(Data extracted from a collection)
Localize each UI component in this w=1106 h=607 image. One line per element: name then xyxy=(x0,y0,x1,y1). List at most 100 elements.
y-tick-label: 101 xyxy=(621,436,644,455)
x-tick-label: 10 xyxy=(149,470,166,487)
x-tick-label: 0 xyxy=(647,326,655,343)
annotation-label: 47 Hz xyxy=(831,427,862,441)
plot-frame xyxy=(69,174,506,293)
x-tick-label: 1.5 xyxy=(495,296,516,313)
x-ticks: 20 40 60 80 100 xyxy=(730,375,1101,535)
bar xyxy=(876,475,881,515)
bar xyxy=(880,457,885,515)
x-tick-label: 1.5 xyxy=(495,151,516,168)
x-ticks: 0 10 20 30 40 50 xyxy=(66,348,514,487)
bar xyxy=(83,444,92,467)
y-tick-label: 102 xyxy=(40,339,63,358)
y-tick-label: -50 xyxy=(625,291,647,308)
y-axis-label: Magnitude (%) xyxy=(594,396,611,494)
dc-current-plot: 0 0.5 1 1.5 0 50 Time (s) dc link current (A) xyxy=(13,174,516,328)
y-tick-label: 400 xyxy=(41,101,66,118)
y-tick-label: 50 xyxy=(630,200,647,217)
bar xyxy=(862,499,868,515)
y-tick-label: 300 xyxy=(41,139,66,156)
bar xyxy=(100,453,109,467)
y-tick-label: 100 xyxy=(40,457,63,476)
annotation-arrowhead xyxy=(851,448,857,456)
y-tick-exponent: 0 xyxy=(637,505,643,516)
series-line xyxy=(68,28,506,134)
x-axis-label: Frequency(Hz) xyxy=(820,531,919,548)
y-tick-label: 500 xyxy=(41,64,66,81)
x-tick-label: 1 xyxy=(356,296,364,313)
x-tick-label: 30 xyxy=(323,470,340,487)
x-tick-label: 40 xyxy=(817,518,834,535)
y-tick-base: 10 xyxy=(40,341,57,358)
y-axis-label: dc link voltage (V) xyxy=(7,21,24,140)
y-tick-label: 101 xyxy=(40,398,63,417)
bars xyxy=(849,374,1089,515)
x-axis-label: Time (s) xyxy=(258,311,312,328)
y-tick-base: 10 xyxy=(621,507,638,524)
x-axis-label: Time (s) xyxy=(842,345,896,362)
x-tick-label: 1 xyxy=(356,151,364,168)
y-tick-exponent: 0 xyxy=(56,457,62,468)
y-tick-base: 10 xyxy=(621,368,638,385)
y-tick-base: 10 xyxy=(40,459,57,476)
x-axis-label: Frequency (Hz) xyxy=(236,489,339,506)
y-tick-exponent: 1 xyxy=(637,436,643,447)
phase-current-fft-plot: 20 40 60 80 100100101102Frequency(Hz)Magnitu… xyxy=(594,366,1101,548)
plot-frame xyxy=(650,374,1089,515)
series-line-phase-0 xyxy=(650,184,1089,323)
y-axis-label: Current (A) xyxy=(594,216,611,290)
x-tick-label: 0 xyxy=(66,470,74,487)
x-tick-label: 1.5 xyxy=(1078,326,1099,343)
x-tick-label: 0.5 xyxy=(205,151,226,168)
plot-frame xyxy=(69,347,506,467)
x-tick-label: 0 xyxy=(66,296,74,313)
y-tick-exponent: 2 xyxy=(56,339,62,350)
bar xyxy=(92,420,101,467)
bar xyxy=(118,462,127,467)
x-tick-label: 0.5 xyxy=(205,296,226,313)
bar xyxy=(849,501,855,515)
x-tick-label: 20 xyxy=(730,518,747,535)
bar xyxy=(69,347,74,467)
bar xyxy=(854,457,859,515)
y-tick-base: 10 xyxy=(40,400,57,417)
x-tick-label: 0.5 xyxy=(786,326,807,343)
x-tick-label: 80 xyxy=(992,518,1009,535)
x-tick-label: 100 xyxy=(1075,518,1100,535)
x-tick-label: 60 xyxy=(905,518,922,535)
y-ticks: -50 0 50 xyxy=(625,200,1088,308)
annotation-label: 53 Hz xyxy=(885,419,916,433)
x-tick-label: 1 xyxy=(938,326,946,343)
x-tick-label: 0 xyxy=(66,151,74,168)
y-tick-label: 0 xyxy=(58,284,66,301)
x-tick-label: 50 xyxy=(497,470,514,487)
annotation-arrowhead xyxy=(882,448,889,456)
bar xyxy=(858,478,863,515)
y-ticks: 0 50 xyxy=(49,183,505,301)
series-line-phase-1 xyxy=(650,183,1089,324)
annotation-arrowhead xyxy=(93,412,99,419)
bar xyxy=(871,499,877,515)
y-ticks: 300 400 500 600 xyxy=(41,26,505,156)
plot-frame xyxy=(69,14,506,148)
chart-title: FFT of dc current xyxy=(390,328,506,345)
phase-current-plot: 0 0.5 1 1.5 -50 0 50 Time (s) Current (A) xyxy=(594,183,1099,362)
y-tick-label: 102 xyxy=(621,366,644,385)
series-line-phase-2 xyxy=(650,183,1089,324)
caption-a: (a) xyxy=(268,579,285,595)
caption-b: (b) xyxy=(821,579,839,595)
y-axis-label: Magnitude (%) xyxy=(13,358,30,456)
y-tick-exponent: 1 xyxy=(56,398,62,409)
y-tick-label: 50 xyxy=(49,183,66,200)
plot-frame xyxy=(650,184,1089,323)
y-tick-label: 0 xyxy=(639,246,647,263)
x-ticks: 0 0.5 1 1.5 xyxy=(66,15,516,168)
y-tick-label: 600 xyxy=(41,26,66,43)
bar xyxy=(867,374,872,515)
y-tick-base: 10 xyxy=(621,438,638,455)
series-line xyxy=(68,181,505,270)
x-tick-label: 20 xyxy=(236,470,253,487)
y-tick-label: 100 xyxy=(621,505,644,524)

Instructions to follow:
Select every line of the entries above that contains the string "series", treating uppercase and lowercase letters as distinct.

Correct answer:
series-line xyxy=(68,28,506,134)
series-line-phase-0 xyxy=(650,184,1089,323)
series-line-phase-1 xyxy=(650,183,1089,324)
series-line-phase-2 xyxy=(650,183,1089,324)
series-line xyxy=(68,181,505,270)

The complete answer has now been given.